> Supplied data:
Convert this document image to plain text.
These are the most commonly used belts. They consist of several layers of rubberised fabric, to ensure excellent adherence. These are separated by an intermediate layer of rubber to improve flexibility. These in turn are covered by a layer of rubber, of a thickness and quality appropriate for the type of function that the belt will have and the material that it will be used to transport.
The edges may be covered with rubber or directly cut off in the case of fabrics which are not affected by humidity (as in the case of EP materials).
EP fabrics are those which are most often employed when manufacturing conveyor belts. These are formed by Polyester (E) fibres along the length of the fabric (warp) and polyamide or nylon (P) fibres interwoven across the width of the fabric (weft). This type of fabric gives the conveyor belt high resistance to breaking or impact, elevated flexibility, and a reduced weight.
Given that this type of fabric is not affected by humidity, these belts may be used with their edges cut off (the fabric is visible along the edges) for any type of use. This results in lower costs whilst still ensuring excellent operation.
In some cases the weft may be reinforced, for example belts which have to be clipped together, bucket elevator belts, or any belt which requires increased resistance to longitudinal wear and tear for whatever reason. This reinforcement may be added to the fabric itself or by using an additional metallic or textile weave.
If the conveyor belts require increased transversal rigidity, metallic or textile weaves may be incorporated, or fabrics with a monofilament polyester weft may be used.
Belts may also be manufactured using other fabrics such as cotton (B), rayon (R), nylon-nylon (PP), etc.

...

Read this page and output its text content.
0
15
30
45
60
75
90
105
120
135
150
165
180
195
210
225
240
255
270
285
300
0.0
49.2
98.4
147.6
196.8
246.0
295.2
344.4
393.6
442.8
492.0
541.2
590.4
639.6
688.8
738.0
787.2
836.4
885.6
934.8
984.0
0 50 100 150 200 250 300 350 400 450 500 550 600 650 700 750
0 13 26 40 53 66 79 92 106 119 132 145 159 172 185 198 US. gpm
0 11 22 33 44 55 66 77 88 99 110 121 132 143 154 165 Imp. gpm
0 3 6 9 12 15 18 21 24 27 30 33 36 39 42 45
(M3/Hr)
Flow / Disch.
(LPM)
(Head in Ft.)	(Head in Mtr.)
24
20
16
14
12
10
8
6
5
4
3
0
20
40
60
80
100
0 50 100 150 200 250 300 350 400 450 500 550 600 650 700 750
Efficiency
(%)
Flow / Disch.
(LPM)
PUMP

==

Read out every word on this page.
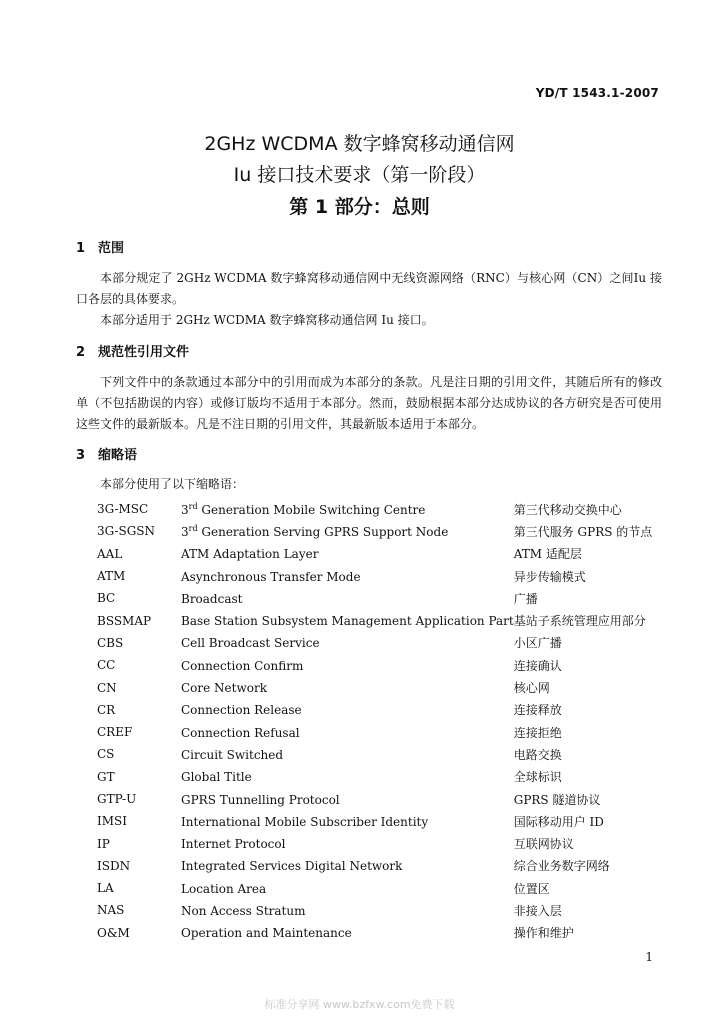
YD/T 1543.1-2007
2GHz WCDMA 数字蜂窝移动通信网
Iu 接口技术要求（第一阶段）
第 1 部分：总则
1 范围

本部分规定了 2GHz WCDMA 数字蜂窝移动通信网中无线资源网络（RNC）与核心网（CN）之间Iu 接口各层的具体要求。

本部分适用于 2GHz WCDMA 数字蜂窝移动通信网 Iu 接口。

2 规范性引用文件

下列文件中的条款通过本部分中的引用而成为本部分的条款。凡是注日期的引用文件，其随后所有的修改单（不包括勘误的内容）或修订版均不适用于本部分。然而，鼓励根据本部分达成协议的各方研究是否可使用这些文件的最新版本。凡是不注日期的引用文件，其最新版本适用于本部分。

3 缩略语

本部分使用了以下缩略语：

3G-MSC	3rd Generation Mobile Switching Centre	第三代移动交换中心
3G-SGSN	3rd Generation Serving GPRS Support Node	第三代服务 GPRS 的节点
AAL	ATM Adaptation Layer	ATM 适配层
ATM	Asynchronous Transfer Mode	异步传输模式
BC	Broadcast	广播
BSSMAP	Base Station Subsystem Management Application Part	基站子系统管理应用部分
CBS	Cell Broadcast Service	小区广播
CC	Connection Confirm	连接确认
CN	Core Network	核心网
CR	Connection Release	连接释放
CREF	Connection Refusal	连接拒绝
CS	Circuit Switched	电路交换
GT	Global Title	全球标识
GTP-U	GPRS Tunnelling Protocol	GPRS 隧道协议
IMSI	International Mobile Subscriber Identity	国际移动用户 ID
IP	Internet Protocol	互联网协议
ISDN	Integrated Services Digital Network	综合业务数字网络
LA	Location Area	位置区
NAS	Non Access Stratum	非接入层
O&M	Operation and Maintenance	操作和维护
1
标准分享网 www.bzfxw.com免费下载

> Task brief: Extract lines where the string "metallic" occurs.

> Response to the task:
In some cases the weft may be reinforced, for example belts which have to be clipped together, bucket elevator belts, or any belt which requires increased resistance to longitudinal wear and tear for whatever reason. This reinforcement may be added to the fabric itself or by using an additional metallic or textile weave.
If the conveyor belts require increased transversal rigidity, metallic or textile weaves may be incorporated, or fabrics with a monofilament polyester weft may be used.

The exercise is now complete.